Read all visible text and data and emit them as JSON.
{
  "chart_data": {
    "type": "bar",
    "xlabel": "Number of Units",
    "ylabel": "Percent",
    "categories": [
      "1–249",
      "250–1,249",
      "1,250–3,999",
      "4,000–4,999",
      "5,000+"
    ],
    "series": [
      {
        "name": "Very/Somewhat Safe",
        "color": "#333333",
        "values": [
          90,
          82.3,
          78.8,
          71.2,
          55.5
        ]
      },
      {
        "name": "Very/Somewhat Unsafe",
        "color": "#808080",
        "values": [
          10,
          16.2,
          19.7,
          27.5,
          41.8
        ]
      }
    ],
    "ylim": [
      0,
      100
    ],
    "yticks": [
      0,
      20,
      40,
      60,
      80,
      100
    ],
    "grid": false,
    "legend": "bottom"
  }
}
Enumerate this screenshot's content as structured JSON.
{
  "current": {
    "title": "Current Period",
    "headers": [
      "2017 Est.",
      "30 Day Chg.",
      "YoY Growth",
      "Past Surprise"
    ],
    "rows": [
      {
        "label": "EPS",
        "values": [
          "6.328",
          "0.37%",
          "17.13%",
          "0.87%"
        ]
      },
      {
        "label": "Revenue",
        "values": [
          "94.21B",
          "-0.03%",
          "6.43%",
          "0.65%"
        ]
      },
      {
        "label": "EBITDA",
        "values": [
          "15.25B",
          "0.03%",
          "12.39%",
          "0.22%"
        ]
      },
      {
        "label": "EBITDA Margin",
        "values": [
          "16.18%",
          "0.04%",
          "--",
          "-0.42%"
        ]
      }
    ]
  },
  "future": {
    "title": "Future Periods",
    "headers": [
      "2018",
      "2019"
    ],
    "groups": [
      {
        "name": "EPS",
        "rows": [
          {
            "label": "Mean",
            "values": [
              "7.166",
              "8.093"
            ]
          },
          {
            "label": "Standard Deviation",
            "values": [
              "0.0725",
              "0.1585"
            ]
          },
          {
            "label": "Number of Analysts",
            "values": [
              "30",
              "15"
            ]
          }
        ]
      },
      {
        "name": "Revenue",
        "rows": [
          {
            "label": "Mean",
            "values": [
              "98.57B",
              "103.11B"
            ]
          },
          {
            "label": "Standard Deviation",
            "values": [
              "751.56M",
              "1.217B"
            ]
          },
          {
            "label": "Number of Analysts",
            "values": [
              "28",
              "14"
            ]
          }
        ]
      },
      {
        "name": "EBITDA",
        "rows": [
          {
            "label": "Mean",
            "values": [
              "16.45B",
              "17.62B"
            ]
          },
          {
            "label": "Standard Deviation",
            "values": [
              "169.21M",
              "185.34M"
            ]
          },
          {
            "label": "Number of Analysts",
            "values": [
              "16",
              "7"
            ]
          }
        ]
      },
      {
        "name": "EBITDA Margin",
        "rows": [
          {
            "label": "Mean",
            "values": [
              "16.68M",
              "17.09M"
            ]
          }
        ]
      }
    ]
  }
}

-=-=-

What is asked: Wherever the word "Very" occurs in a line of the listing, copy that line.

Solution for this task:
        "name": "Very/Somewhat Safe",
        "name": "Very/Somewhat Unsafe",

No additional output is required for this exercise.